* What needs to be done
Reproduce each line exactly, including spacing and punctuation.

* Records
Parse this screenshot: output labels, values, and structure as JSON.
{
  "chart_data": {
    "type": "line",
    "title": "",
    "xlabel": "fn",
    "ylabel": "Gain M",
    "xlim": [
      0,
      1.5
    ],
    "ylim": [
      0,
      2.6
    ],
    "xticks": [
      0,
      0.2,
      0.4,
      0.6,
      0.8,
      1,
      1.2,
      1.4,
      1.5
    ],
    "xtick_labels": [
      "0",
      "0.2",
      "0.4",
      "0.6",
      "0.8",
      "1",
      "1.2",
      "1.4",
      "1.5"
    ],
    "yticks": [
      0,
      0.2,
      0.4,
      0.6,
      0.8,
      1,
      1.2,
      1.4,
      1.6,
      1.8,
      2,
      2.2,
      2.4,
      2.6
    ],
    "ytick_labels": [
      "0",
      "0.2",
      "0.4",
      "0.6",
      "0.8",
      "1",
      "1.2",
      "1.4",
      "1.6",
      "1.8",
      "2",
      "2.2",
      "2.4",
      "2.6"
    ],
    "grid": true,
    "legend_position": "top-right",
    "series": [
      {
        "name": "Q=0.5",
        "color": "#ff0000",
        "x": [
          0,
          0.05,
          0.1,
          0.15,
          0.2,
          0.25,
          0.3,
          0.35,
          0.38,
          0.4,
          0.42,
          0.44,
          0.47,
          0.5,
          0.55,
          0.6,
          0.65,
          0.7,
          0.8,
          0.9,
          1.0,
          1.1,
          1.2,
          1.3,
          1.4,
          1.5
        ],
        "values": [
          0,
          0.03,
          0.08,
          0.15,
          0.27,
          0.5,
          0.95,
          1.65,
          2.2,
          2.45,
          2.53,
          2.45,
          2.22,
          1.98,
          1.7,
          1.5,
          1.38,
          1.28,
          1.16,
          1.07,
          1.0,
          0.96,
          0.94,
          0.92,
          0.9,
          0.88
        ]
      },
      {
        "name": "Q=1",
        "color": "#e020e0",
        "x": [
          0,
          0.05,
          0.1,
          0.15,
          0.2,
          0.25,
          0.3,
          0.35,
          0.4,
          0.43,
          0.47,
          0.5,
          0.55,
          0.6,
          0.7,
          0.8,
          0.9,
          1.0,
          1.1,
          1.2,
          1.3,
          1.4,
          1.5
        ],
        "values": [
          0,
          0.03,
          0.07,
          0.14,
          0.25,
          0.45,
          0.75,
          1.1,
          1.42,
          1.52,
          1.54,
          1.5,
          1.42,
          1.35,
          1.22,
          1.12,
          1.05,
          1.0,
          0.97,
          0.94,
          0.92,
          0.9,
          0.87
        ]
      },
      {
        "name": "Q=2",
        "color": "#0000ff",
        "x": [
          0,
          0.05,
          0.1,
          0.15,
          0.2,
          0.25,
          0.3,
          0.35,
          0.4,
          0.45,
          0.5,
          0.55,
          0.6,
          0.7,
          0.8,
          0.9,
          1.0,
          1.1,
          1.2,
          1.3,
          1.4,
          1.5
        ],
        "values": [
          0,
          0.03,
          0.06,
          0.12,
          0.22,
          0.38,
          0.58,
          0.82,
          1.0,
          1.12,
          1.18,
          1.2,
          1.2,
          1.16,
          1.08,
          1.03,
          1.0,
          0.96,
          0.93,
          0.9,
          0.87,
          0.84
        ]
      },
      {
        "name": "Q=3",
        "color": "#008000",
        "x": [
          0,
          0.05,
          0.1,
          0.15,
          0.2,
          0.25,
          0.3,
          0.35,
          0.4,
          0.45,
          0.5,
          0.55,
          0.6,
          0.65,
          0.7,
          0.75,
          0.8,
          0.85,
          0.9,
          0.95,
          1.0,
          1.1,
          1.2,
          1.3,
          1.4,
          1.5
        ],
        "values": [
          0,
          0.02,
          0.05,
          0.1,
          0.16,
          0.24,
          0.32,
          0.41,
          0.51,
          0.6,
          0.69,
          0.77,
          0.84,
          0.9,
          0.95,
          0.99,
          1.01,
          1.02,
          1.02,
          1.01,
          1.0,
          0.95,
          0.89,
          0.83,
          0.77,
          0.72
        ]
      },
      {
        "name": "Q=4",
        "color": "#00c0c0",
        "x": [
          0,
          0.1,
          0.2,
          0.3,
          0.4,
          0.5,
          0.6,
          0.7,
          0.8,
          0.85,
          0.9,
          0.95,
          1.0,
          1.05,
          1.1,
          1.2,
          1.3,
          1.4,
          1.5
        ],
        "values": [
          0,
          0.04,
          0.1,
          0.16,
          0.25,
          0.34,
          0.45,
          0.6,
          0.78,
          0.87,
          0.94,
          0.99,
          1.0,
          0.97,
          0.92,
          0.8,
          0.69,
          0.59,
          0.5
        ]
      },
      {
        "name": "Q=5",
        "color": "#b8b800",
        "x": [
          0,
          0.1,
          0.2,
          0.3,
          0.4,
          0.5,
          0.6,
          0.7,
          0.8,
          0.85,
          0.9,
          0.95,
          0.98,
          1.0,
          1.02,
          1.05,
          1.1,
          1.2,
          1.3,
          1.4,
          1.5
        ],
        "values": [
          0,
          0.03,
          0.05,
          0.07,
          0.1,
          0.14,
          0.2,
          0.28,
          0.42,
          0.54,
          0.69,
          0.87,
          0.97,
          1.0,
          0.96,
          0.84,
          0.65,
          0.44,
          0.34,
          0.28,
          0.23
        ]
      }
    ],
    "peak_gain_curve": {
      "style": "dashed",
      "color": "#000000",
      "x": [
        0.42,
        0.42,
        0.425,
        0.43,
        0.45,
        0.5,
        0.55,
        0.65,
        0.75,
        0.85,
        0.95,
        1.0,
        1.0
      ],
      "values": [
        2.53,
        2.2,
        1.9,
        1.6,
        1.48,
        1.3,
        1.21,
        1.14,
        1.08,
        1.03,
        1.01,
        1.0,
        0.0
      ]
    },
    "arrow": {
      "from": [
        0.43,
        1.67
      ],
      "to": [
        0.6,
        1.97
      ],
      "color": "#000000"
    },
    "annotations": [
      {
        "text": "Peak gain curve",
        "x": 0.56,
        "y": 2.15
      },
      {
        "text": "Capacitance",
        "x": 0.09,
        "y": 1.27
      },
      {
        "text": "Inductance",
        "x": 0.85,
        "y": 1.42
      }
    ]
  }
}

* Written answer
Parse this screenshot: output labels, values, and structure as JSON.
{
  "chart_data": {
    "type": "line",
    "title": "",
    "xlabel": "fn",
    "ylabel": "Gain M",
    "xlim": [
      0,
      1.5
    ],
    "ylim": [
      0,
      2.6
    ],
    "xticks": [
      0,
      0.2,
      0.4,
      0.6,
      0.8,
      1,
      1.2,
      1.4,
      1.5
    ],
    "xtick_labels": [
      "0",
      "0.2",
      "0.4",
      "0.6",
      "0.8",
      "1",
      "1.2",
      "1.4",
      "1.5"
    ],
    "yticks": [
      0,
      0.2,
      0.4,
      0.6,
      0.8,
      1,
      1.2,
      1.4,
      1.6,
      1.8,
      2,
      2.2,
      2.4,
      2.6
    ],
    "ytick_labels": [
      "0",
      "0.2",
      "0.4",
      "0.6",
      "0.8",
      "1",
      "1.2",
      "1.4",
      "1.6",
      "1.8",
      "2",
      "2.2",
      "2.4",
      "2.6"
    ],
    "grid": true,
    "legend_position": "top-right",
    "series": [
      {
        "name": "Q=0.5",
        "color": "#ff0000",
        "x": [
          0,
          0.05,
          0.1,
          0.15,
          0.2,
          0.25,
          0.3,
          0.35,
          0.38,
          0.4,
          0.42,
          0.44,
          0.47,
          0.5,
          0.55,
          0.6,
          0.65,
          0.7,
          0.8,
          0.9,
          1.0,
          1.1,
          1.2,
          1.3,
          1.4,
          1.5
        ],
        "values": [
          0,
          0.03,
          0.08,
          0.15,
          0.27,
          0.5,
          0.95,
          1.65,
          2.2,
          2.45,
          2.53,
          2.45,
          2.22,
          1.98,
          1.7,
          1.5,
          1.38,
          1.28,
          1.16,
          1.07,
          1.0,
          0.96,
          0.94,
          0.92,
          0.9,
          0.88
        ]
      },
      {
        "name": "Q=1",
        "color": "#e020e0",
        "x": [
          0,
          0.05,
          0.1,
          0.15,
          0.2,
          0.25,
          0.3,
          0.35,
          0.4,
          0.43,
          0.47,
          0.5,
          0.55,
          0.6,
          0.7,
          0.8,
          0.9,
          1.0,
          1.1,
          1.2,
          1.3,
          1.4,
          1.5
        ],
        "values": [
          0,
          0.03,
          0.07,
          0.14,
          0.25,
          0.45,
          0.75,
          1.1,
          1.42,
          1.52,
          1.54,
          1.5,
          1.42,
          1.35,
          1.22,
          1.12,
          1.05,
          1.0,
          0.97,
          0.94,
          0.92,
          0.9,
          0.87
        ]
      },
      {
        "name": "Q=2",
        "color": "#0000ff",
        "x": [
          0,
          0.05,
          0.1,
          0.15,
          0.2,
          0.25,
          0.3,
          0.35,
          0.4,
          0.45,
          0.5,
          0.55,
          0.6,
          0.7,
          0.8,
          0.9,
          1.0,
          1.1,
          1.2,
          1.3,
          1.4,
          1.5
        ],
        "values": [
          0,
          0.03,
          0.06,
          0.12,
          0.22,
          0.38,
          0.58,
          0.82,
          1.0,
          1.12,
          1.18,
          1.2,
          1.2,
          1.16,
          1.08,
          1.03,
          1.0,
          0.96,
          0.93,
          0.9,
          0.87,
          0.84
        ]
      },
      {
        "name": "Q=3",
        "color": "#008000",
        "x": [
          0,
          0.05,
          0.1,
          0.15,
          0.2,
          0.25,
          0.3,
          0.35,
          0.4,
          0.45,
          0.5,
          0.55,
          0.6,
          0.65,
          0.7,
          0.75,
          0.8,
          0.85,
          0.9,
          0.95,
          1.0,
          1.1,
          1.2,
          1.3,
          1.4,
          1.5
        ],
        "values": [
          0,
          0.02,
          0.05,
          0.1,
          0.16,
          0.24,
          0.32,
          0.41,
          0.51,
          0.6,
          0.69,
          0.77,
          0.84,
          0.9,
          0.95,
          0.99,
          1.01,
          1.02,
          1.02,
          1.01,
          1.0,
          0.95,
          0.89,
          0.83,
          0.77,
          0.72
        ]
      },
      {
        "name": "Q=4",
        "color": "#00c0c0",
        "x": [
          0,
          0.1,
          0.2,
          0.3,
          0.4,
          0.5,
          0.6,
          0.7,
          0.8,
          0.85,
          0.9,
          0.95,
          1.0,
          1.05,
          1.1,
          1.2,
          1.3,
          1.4,
          1.5
        ],
        "values": [
          0,
          0.04,
          0.1,
          0.16,
          0.25,
          0.34,
          0.45,
          0.6,
          0.78,
          0.87,
          0.94,
          0.99,
          1.0,
          0.97,
          0.92,
          0.8,
          0.69,
          0.59,
          0.5
        ]
      },
      {
        "name": "Q=5",
        "color": "#b8b800",
        "x": [
          0,
          0.1,
          0.2,
          0.3,
          0.4,
          0.5,
          0.6,
          0.7,
          0.8,
          0.85,
          0.9,
          0.95,
          0.98,
          1.0,
          1.02,
          1.05,
          1.1,
          1.2,
          1.3,
          1.4,
          1.5
        ],
        "values": [
          0,
          0.03,
          0.05,
          0.07,
          0.1,
          0.14,
          0.2,
          0.28,
          0.42,
          0.54,
          0.69,
          0.87,
          0.97,
          1.0,
          0.96,
          0.84,
          0.65,
          0.44,
          0.34,
          0.28,
          0.23
        ]
      }
    ],
    "peak_gain_curve": {
      "style": "dashed",
      "color": "#000000",
      "x": [
        0.42,
        0.42,
        0.425,
        0.43,
        0.45,
        0.5,
        0.55,
        0.65,
        0.75,
        0.85,
        0.95,
        1.0,
        1.0
      ],
      "values": [
        2.53,
        2.2,
        1.9,
        1.6,
        1.48,
        1.3,
        1.21,
        1.14,
        1.08,
        1.03,
        1.01,
        1.0,
        0.0
      ]
    },
    "arrow": {
      "from": [
        0.43,
        1.67
      ],
      "to": [
        0.6,
        1.97
      ],
      "color": "#000000"
    },
    "annotations": [
      {
        "text": "Peak gain curve",
        "x": 0.56,
        "y": 2.15
      },
      {
        "text": "Capacitance",
        "x": 0.09,
        "y": 1.27
      },
      {
        "text": "Inductance",
        "x": 0.85,
        "y": 1.42
      }
    ]
  }
}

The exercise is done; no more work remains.